Your objective. Reproduce each line exactly, including spacing and punctuation.
== Given records ==
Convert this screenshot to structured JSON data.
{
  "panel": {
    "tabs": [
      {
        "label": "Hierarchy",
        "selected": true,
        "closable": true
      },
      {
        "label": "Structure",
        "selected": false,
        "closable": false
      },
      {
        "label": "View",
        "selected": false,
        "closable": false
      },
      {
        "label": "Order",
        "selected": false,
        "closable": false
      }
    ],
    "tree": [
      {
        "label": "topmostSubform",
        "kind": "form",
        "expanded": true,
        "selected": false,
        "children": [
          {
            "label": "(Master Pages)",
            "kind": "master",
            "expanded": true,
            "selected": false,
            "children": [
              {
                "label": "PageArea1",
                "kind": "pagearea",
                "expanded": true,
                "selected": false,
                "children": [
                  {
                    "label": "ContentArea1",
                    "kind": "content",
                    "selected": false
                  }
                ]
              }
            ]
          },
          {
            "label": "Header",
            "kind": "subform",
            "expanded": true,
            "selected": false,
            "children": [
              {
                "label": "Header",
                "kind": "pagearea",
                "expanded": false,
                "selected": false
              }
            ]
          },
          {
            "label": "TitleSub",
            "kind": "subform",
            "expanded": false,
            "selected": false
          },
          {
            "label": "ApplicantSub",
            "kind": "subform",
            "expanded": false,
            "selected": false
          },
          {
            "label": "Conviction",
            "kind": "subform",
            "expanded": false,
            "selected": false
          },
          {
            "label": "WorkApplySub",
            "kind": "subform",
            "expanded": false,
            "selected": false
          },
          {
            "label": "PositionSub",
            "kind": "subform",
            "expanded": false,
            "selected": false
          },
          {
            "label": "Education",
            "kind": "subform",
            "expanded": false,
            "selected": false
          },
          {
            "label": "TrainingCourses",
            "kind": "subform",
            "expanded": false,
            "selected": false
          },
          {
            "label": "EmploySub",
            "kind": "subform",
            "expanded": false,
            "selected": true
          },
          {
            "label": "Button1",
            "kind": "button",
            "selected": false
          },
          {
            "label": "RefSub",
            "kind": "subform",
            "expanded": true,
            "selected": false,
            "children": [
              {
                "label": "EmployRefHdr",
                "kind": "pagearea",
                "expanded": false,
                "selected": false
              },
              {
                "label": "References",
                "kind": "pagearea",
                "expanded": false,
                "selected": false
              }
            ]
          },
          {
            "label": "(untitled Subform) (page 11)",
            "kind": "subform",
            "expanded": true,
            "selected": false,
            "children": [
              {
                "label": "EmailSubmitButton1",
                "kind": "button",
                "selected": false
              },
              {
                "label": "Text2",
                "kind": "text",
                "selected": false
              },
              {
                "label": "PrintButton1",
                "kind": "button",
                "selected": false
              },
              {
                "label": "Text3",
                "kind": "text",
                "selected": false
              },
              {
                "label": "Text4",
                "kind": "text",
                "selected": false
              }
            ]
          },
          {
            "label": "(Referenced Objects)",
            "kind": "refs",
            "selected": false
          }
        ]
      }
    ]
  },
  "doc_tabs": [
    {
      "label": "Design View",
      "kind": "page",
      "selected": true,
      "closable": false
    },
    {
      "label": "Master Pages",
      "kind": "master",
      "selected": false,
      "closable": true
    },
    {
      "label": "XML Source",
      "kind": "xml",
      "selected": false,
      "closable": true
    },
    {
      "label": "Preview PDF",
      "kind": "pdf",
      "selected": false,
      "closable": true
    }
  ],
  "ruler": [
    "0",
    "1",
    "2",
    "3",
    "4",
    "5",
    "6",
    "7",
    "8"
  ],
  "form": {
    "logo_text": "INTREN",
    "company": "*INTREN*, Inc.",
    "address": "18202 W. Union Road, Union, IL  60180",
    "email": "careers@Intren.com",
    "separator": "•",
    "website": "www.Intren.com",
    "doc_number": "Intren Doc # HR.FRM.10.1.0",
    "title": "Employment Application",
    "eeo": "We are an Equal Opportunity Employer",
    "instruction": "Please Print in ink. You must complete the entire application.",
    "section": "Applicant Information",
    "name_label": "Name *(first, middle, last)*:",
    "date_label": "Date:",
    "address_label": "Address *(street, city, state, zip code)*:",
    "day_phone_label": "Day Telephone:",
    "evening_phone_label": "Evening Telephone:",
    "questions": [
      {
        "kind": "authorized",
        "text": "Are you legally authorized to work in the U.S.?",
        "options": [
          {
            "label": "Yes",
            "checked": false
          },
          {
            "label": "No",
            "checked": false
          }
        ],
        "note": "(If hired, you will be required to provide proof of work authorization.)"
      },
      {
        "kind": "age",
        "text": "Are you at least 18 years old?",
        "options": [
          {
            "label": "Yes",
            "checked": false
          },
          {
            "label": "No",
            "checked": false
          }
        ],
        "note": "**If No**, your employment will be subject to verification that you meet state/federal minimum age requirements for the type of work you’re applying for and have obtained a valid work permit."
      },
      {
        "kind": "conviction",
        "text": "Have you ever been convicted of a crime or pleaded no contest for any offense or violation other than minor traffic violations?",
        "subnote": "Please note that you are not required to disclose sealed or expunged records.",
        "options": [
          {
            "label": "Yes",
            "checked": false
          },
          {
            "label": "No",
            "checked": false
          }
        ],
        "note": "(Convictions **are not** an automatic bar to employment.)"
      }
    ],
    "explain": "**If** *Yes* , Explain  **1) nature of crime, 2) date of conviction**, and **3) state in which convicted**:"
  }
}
===
Result for this task.
Convert this screenshot to structured JSON data.
{
  "panel": {
    "tabs": [
      {
        "label": "Hierarchy",
        "selected": true,
        "closable": true
      },
      {
        "label": "Structure",
        "selected": false,
        "closable": false
      },
      {
        "label": "View",
        "selected": false,
        "closable": false
      },
      {
        "label": "Order",
        "selected": false,
        "closable": false
      }
    ],
    "tree": [
      {
        "label": "topmostSubform",
        "kind": "form",
        "expanded": true,
        "selected": false,
        "children": [
          {
            "label": "(Master Pages)",
            "kind": "master",
            "expanded": true,
            "selected": false,
            "children": [
              {
                "label": "PageArea1",
                "kind": "pagearea",
                "expanded": true,
                "selected": false,
                "children": [
                  {
                    "label": "ContentArea1",
                    "kind": "content",
                    "selected": false
                  }
                ]
              }
            ]
          },
          {
            "label": "Header",
            "kind": "subform",
            "expanded": true,
            "selected": false,
            "children": [
              {
                "label": "Header",
                "kind": "pagearea",
                "expanded": false,
                "selected": false
              }
            ]
          },
          {
            "label": "TitleSub",
            "kind": "subform",
            "expanded": false,
            "selected": false
          },
          {
            "label": "ApplicantSub",
            "kind": "subform",
            "expanded": false,
            "selected": false
          },
          {
            "label": "Conviction",
            "kind": "subform",
            "expanded": false,
            "selected": false
          },
          {
            "label": "WorkApplySub",
            "kind": "subform",
            "expanded": false,
            "selected": false
          },
          {
            "label": "PositionSub",
            "kind": "subform",
            "expanded": false,
            "selected": false
          },
          {
            "label": "Education",
            "kind": "subform",
            "expanded": false,
            "selected": false
          },
          {
            "label": "TrainingCourses",
            "kind": "subform",
            "expanded": false,
            "selected": false
          },
          {
            "label": "EmploySub",
            "kind": "subform",
            "expanded": false,
            "selected": true
          },
          {
            "label": "Button1",
            "kind": "button",
            "selected": false
          },
          {
            "label": "RefSub",
            "kind": "subform",
            "expanded": true,
            "selected": false,
            "children": [
              {
                "label": "EmployRefHdr",
                "kind": "pagearea",
                "expanded": false,
                "selected": false
              },
              {
                "label": "References",
                "kind": "pagearea",
                "expanded": false,
                "selected": false
              }
            ]
          },
          {
            "label": "(untitled Subform) (page 11)",
            "kind": "subform",
            "expanded": true,
            "selected": false,
            "children": [
              {
                "label": "EmailSubmitButton1",
                "kind": "button",
                "selected": false
              },
              {
                "label": "Text2",
                "kind": "text",
                "selected": false
              },
              {
                "label": "PrintButton1",
                "kind": "button",
                "selected": false
              },
              {
                "label": "Text3",
                "kind": "text",
                "selected": false
              },
              {
                "label": "Text4",
                "kind": "text",
                "selected": false
              }
            ]
          },
          {
            "label": "(Referenced Objects)",
            "kind": "refs",
            "selected": false
          }
        ]
      }
    ]
  },
  "doc_tabs": [
    {
      "label": "Design View",
      "kind": "page",
      "selected": true,
      "closable": false
    },
    {
      "label": "Master Pages",
      "kind": "master",
      "selected": false,
      "closable": true
    },
    {
      "label": "XML Source",
      "kind": "xml",
      "selected": false,
      "closable": true
    },
    {
      "label": "Preview PDF",
      "kind": "pdf",
      "selected": false,
      "closable": true
    }
  ],
  "ruler": [
    "0",
    "1",
    "2",
    "3",
    "4",
    "5",
    "6",
    "7",
    "8"
  ],
  "form": {
    "logo_text": "INTREN",
    "company": "*INTREN*, Inc.",
    "address": "18202 W. Union Road, Union, IL  60180",
    "email": "careers@Intren.com",
    "separator": "•",
    "website": "www.Intren.com",
    "doc_number": "Intren Doc # HR.FRM.10.1.0",
    "title": "Employment Application",
    "eeo": "We are an Equal Opportunity Employer",
    "instruction": "Please Print in ink. You must complete the entire application.",
    "section": "Applicant Information",
    "name_label": "Name *(first, middle, last)*:",
    "date_label": "Date:",
    "address_label": "Address *(street, city, state, zip code)*:",
    "day_phone_label": "Day Telephone:",
    "evening_phone_label": "Evening Telephone:",
    "questions": [
      {
        "kind": "authorized",
        "text": "Are you legally authorized to work in the U.S.?",
        "options": [
          {
            "label": "Yes",
            "checked": false
          },
          {
            "label": "No",
            "checked": false
          }
        ],
        "note": "(If hired, you will be required to provide proof of work authorization.)"
      },
      {
        "kind": "age",
        "text": "Are you at least 18 years old?",
        "options": [
          {
            "label": "Yes",
            "checked": false
          },
          {
            "label": "No",
            "checked": false
          }
        ],
        "note": "**If No**, your employment will be subject to verification that you meet state/federal minimum age requirements for the type of work you’re applying for and have obtained a valid work permit."
      },
      {
        "kind": "conviction",
        "text": "Have you ever been convicted of a crime or pleaded no contest for any offense or violation other than minor traffic violations?",
        "subnote": "Please note that you are not required to disclose sealed or expunged records.",
        "options": [
          {
            "label": "Yes",
            "checked": false
          },
          {
            "label": "No",
            "checked": false
          }
        ],
        "note": "(Convictions **are not** an automatic bar to employment.)"
      }
    ],
    "explain": "**If** *Yes* , Explain  **1) nature of crime, 2) date of conviction**, and **3) state in which convicted**:"
  }
}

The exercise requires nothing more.